-- STATED EXERCISE --
Show all lines holding the string "聚酯纤维".

-- INFORMATION SHOWN --

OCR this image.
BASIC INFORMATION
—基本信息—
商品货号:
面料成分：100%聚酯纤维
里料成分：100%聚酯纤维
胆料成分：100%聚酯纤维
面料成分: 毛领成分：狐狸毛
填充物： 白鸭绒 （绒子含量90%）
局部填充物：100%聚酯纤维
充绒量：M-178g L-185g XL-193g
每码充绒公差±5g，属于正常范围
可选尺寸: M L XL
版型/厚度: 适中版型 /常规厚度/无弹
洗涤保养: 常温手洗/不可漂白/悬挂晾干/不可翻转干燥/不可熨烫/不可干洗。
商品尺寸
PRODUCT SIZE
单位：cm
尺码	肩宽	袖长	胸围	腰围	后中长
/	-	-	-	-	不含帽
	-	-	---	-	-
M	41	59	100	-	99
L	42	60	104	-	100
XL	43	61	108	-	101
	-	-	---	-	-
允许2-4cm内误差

-- SOLVED EXERCISE --
面料成分：100%聚酯纤维
里料成分：100%聚酯纤维
胆料成分：100%聚酯纤维
局部填充物：100%聚酯纤维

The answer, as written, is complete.